What to do »
Copy each line holding the string "screenshot".

Saved entries:
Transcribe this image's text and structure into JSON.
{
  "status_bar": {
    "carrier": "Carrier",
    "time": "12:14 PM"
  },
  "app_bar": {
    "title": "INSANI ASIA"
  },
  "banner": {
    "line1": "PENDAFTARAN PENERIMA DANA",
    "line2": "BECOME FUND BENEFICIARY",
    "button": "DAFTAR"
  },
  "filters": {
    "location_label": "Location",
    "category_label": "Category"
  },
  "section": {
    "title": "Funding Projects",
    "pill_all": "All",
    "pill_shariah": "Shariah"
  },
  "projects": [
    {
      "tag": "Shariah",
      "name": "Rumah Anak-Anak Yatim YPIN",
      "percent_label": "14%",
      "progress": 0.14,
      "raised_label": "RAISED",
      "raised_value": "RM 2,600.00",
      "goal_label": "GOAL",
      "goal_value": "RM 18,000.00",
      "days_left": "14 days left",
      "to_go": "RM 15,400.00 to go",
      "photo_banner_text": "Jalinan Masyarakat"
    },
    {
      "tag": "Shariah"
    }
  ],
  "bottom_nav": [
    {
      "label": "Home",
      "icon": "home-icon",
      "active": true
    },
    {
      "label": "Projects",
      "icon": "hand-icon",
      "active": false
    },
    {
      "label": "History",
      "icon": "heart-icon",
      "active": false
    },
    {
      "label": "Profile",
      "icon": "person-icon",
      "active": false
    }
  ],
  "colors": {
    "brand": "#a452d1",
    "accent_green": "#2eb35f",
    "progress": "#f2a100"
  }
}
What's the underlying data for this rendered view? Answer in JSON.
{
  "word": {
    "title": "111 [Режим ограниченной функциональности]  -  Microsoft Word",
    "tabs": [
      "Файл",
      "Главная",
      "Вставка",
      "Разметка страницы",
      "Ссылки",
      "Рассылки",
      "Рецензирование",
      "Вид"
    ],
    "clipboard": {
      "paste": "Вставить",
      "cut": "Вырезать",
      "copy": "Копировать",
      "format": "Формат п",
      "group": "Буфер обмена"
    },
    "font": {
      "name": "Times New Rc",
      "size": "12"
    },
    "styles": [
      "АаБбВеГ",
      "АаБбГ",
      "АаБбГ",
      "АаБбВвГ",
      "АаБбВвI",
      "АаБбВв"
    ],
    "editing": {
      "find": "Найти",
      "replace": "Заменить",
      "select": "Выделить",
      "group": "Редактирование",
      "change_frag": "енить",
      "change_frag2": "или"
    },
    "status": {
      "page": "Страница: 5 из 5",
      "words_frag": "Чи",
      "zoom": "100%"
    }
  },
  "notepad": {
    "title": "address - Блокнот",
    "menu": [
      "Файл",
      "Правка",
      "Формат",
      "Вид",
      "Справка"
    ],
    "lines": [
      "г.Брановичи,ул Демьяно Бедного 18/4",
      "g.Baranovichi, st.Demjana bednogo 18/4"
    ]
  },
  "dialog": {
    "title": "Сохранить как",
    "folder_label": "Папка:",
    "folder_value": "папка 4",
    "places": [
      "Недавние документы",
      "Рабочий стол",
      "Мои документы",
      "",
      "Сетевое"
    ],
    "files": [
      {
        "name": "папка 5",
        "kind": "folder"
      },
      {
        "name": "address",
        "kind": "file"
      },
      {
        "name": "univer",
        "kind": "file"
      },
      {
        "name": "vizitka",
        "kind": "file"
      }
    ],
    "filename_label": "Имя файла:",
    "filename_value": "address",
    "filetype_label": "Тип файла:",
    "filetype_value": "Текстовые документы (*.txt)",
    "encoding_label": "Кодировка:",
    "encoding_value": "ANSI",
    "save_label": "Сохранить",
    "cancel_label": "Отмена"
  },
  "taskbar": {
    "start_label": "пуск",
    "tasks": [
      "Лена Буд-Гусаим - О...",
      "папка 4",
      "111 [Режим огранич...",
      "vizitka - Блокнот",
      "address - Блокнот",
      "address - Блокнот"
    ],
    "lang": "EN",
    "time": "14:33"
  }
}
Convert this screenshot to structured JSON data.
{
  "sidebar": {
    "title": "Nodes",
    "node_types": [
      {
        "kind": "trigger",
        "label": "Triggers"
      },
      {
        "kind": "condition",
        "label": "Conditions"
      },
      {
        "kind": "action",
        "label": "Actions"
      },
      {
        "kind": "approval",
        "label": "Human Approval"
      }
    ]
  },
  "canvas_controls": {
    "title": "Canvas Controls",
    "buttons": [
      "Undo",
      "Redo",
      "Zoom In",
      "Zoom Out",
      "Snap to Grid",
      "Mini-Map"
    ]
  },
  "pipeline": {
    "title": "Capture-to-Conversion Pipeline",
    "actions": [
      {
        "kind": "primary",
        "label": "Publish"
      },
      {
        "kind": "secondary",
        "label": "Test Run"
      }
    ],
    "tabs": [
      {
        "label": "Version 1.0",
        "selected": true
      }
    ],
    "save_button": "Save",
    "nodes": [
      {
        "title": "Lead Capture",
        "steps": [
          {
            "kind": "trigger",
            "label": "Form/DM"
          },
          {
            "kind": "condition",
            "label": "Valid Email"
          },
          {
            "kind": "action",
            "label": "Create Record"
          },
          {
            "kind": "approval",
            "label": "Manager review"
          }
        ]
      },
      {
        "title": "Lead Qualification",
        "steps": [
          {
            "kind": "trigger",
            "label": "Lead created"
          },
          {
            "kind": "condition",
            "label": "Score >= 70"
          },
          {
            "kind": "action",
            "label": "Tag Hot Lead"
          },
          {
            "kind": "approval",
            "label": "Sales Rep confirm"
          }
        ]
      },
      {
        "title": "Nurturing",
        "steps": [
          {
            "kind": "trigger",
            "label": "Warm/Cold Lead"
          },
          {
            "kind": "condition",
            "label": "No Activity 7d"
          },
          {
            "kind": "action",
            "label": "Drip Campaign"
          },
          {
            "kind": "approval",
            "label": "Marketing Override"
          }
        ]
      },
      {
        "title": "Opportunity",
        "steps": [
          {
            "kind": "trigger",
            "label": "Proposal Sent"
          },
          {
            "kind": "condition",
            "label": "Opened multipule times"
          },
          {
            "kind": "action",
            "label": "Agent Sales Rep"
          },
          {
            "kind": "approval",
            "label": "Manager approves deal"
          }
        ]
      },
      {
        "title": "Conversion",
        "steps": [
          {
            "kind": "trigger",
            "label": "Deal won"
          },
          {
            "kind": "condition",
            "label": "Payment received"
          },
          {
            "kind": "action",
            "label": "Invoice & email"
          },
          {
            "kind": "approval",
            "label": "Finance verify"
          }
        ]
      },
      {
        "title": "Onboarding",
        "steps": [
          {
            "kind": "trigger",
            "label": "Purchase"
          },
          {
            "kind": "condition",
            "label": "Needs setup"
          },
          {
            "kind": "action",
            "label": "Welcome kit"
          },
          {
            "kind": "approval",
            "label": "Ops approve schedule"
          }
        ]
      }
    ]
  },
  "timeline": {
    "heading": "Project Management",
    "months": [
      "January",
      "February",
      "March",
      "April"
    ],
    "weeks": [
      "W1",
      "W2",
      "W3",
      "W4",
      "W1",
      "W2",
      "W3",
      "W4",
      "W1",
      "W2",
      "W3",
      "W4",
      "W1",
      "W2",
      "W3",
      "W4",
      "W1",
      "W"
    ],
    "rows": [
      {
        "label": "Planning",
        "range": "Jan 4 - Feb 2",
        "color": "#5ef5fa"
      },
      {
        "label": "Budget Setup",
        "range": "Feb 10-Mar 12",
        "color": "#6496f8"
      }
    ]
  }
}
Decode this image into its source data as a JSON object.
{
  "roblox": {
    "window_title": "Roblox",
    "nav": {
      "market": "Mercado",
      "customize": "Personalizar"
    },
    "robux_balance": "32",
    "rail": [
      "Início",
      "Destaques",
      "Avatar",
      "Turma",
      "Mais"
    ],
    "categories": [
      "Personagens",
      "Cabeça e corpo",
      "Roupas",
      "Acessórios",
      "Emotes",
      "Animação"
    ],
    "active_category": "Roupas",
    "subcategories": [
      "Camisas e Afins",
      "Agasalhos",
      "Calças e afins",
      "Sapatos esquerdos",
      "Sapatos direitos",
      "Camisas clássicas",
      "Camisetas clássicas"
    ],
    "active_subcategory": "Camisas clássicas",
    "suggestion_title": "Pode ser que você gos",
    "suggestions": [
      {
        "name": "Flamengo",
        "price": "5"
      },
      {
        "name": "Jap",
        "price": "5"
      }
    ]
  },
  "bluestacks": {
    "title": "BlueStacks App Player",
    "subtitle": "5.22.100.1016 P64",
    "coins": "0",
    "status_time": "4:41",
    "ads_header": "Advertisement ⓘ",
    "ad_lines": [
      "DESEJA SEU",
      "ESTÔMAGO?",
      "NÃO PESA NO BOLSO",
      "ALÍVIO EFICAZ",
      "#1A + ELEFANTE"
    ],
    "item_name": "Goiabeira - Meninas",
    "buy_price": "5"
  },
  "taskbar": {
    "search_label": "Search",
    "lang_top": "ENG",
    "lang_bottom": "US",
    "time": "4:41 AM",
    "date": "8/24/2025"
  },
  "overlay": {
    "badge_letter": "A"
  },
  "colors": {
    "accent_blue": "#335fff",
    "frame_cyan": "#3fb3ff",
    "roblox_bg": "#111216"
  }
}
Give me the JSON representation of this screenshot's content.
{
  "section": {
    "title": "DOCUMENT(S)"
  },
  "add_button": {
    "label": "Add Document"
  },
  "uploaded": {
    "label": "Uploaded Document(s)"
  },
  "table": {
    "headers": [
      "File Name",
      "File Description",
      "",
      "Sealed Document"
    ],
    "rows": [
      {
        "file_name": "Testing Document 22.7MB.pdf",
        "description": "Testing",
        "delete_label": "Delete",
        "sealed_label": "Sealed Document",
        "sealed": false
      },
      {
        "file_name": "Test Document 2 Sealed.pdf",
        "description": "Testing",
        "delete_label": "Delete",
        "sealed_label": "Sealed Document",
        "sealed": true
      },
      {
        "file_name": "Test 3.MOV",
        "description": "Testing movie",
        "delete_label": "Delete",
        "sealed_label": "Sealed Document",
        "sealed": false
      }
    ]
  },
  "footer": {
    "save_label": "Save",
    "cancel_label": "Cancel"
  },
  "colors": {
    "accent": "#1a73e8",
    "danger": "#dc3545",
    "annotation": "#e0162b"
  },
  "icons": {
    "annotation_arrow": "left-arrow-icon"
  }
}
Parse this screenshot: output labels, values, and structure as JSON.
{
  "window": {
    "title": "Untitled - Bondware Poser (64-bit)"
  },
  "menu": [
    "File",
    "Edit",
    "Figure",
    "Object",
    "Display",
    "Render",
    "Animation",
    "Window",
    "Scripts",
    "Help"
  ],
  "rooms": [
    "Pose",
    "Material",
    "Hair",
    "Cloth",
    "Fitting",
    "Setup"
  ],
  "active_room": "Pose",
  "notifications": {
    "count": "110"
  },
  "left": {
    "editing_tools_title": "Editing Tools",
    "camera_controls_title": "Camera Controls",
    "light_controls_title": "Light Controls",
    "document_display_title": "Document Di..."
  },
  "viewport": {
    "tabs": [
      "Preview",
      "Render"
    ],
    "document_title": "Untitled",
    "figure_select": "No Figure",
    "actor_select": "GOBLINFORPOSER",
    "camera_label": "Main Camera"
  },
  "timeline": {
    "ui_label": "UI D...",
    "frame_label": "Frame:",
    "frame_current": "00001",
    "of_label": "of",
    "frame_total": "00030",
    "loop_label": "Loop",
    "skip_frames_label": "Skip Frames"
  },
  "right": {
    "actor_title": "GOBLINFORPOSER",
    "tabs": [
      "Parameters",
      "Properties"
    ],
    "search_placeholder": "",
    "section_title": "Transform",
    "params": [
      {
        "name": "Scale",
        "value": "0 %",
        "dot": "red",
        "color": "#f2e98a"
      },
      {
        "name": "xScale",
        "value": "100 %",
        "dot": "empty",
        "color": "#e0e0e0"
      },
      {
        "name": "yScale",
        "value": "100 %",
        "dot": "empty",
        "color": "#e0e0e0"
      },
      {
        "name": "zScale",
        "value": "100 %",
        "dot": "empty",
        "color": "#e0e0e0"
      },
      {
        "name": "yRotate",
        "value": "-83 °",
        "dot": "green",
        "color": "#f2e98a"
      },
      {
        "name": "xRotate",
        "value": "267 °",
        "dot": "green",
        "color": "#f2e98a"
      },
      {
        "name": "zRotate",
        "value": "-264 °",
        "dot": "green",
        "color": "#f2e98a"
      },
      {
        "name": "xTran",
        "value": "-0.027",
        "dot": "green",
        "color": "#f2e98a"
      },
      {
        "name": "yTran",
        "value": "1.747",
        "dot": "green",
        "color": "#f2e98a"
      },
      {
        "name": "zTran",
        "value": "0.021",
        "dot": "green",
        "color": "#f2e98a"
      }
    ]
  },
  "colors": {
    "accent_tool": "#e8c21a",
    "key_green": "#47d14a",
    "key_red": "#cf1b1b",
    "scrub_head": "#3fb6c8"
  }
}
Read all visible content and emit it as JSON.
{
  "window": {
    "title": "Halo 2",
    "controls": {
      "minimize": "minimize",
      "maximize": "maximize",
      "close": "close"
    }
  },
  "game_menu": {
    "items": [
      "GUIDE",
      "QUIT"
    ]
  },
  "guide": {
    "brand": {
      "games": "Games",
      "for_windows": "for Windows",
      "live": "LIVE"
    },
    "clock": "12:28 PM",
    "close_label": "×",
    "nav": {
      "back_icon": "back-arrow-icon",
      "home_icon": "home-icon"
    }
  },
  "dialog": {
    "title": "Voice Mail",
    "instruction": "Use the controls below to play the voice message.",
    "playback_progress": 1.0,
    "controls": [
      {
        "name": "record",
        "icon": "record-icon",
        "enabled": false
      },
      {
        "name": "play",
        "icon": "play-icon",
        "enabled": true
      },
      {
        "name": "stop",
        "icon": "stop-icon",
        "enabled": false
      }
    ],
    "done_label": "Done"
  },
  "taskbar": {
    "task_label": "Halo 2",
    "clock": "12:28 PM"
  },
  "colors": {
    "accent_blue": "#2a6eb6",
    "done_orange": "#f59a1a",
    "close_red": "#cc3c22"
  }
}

Output of the task »
Convert this screenshot to structured JSON data.
Give me the JSON representation of this screenshot's content.
Parse this screenshot: output labels, values, and structure as JSON.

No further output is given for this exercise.